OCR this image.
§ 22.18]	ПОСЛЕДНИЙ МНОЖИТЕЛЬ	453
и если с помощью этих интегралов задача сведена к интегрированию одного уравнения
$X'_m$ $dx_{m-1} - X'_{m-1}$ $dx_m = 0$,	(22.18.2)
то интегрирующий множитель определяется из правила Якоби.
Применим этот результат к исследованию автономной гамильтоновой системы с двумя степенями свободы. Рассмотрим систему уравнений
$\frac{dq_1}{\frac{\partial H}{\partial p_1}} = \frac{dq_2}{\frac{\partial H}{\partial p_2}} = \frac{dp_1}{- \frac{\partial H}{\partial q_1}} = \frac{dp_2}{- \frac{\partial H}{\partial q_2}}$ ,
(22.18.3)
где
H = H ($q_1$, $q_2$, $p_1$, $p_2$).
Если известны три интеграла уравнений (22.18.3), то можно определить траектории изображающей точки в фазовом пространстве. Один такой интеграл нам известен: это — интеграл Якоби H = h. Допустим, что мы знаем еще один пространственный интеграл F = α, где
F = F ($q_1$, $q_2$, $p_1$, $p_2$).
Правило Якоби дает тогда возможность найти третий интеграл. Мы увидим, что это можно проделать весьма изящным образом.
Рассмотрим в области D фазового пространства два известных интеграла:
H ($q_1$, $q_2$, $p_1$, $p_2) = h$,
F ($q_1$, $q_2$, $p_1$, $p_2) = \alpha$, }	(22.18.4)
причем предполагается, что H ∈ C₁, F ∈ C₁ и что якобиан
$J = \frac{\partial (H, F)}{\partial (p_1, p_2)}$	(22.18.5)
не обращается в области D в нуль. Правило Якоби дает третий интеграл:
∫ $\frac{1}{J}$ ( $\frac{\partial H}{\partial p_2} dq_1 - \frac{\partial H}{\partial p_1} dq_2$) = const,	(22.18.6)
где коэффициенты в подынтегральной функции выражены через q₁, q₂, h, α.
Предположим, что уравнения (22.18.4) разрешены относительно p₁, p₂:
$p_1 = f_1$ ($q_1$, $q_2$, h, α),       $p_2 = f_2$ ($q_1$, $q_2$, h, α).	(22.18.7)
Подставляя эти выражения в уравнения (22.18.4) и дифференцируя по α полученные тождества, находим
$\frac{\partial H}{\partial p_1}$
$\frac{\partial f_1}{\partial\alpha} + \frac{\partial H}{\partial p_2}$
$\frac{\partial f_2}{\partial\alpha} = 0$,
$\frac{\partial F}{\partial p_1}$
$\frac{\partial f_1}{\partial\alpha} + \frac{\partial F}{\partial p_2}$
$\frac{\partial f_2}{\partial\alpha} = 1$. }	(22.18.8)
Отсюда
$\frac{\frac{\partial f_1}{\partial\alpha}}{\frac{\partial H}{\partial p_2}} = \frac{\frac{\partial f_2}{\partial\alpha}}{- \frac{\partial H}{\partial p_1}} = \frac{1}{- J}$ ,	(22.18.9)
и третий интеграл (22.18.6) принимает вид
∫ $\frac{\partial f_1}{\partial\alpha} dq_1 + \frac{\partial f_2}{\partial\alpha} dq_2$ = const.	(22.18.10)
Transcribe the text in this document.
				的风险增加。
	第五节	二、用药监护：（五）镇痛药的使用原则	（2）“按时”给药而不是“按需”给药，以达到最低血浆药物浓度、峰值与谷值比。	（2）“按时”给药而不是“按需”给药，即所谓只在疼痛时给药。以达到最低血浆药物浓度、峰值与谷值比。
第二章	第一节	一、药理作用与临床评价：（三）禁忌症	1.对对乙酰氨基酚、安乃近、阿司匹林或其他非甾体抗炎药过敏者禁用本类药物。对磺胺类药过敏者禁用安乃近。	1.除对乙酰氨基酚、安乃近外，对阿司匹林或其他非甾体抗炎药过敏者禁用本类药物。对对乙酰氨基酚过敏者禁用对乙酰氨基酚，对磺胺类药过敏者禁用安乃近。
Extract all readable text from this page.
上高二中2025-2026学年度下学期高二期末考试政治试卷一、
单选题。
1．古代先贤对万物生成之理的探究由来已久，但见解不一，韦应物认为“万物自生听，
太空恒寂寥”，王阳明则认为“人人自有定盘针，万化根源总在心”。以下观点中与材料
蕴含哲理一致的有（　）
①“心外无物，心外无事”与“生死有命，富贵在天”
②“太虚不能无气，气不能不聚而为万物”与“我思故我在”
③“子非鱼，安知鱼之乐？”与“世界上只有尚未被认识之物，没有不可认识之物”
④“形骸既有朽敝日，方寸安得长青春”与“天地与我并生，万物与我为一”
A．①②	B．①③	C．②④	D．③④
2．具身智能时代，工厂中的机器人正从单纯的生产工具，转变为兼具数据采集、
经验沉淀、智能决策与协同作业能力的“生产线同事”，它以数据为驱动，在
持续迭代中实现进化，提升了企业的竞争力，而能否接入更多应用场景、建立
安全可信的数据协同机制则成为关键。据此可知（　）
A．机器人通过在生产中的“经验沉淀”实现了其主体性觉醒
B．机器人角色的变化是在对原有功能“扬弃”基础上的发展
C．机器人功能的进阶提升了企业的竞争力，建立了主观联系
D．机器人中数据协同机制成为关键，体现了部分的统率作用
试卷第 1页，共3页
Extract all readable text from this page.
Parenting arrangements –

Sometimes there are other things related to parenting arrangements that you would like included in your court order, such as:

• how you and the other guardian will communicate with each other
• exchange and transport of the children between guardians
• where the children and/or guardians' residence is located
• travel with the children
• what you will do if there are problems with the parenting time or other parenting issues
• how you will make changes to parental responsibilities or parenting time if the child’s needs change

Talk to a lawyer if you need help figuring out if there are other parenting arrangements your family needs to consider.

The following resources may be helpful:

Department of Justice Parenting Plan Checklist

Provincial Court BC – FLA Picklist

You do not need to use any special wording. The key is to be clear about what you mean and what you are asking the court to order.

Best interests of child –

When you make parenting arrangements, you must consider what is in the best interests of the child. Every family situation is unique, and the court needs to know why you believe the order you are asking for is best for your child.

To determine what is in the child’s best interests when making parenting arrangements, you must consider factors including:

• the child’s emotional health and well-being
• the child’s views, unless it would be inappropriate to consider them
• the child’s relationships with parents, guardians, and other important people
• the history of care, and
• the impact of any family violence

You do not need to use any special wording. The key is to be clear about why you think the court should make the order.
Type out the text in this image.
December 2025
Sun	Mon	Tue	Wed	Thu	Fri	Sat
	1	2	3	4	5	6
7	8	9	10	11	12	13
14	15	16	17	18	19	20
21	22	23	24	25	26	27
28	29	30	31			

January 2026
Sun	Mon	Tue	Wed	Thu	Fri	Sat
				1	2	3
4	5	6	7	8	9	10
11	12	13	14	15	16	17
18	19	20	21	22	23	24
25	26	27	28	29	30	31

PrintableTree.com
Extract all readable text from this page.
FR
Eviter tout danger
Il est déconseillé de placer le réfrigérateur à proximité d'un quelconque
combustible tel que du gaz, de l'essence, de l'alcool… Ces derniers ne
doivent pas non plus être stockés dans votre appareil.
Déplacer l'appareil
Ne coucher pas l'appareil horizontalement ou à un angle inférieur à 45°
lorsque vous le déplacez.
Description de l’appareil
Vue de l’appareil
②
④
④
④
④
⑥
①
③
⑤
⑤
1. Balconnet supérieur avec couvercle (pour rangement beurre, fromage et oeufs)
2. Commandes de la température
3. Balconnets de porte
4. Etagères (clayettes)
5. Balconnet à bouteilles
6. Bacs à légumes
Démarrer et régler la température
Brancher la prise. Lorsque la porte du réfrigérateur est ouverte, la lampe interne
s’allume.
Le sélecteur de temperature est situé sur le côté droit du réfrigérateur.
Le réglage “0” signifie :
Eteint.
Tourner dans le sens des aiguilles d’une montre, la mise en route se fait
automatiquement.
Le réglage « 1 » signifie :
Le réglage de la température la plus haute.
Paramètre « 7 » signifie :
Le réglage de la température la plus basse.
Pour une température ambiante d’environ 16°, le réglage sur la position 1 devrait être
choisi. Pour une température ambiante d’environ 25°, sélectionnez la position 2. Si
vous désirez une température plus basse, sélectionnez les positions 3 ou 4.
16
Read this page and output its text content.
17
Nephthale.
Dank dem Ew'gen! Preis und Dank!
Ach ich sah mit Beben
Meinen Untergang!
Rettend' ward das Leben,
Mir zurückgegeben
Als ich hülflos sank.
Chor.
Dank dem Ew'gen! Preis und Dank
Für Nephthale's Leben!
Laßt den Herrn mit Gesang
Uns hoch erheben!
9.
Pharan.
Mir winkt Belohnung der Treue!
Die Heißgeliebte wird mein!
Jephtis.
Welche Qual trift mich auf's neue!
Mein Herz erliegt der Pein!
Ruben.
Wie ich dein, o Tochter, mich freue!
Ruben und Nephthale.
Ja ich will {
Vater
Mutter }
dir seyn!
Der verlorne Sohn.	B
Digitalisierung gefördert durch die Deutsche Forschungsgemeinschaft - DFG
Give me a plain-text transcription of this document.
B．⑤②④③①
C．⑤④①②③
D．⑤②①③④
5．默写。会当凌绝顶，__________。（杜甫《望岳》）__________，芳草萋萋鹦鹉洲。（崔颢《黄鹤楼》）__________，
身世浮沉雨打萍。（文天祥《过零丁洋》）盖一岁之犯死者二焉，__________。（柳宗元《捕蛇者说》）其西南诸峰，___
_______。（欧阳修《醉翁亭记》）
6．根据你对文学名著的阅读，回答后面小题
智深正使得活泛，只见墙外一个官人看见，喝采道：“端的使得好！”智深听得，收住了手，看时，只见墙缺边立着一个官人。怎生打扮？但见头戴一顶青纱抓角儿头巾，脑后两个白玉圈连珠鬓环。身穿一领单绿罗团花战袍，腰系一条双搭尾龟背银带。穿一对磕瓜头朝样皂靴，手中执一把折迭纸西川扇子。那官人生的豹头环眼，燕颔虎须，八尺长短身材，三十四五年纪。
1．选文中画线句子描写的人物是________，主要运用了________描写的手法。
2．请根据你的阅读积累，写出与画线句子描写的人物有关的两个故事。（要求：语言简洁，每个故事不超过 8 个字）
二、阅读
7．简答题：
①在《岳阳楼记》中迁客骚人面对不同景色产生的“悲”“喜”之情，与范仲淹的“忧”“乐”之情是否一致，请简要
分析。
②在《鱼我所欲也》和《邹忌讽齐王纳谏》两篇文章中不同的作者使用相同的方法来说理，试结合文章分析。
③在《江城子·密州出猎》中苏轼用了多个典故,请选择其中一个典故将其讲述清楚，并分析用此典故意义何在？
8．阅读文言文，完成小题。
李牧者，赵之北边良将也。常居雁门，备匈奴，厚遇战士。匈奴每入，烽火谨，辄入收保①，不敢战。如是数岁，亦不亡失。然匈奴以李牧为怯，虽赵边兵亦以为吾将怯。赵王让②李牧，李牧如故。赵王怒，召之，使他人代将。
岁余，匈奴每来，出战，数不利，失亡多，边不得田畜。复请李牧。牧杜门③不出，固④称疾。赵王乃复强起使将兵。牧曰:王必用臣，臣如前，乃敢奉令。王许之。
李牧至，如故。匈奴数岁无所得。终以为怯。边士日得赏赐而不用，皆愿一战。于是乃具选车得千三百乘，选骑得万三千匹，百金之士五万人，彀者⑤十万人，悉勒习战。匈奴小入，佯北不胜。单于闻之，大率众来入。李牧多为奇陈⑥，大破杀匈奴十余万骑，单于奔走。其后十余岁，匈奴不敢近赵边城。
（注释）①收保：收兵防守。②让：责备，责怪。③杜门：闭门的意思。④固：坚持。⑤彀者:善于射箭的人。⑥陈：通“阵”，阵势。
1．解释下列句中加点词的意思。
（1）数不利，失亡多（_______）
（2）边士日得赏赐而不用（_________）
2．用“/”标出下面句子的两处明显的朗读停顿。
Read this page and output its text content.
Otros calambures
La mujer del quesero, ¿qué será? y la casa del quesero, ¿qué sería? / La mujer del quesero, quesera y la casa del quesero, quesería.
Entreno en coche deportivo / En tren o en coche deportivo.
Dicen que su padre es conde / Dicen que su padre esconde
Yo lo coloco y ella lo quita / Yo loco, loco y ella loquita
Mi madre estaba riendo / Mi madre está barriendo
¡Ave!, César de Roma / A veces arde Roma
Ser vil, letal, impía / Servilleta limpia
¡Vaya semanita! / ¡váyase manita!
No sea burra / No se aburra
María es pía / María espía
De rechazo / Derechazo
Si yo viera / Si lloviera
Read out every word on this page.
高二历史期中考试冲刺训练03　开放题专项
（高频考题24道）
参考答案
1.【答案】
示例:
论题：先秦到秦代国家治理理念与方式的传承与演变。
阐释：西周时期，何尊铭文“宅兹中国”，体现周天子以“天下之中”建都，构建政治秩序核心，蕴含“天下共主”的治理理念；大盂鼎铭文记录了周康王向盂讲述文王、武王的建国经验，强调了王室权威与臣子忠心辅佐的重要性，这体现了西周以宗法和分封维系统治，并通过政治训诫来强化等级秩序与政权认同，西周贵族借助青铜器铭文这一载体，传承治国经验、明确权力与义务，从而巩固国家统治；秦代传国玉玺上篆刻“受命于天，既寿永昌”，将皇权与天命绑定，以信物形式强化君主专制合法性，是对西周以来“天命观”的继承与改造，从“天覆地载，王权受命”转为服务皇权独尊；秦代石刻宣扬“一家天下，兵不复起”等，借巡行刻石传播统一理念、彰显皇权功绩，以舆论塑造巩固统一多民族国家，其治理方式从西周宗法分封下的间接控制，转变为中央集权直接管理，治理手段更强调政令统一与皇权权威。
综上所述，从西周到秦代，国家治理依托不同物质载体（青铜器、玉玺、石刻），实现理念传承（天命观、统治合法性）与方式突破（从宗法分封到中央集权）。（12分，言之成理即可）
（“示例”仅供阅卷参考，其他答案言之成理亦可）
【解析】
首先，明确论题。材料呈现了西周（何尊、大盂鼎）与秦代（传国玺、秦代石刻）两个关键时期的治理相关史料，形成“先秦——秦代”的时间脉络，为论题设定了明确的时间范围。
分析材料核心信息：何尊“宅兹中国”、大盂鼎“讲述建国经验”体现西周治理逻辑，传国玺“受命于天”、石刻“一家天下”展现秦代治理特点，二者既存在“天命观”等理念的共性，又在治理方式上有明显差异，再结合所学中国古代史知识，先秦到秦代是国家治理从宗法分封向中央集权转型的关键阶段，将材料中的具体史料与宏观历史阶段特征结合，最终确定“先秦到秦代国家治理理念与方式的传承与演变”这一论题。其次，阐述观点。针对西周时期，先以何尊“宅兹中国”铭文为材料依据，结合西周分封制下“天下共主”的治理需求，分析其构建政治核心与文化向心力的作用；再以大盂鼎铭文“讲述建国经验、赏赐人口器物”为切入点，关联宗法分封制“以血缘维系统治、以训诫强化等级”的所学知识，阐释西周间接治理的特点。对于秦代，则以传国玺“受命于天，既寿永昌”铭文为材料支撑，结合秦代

**TASK BRIEF**
Pick out all lines containing the string "être".

**SOLUTION FOR THIS TASK**
doivent pas non plus être stockés dans votre appareil.
Pour une température ambiante d’environ 16°, le réglage sur la position 1 devrait être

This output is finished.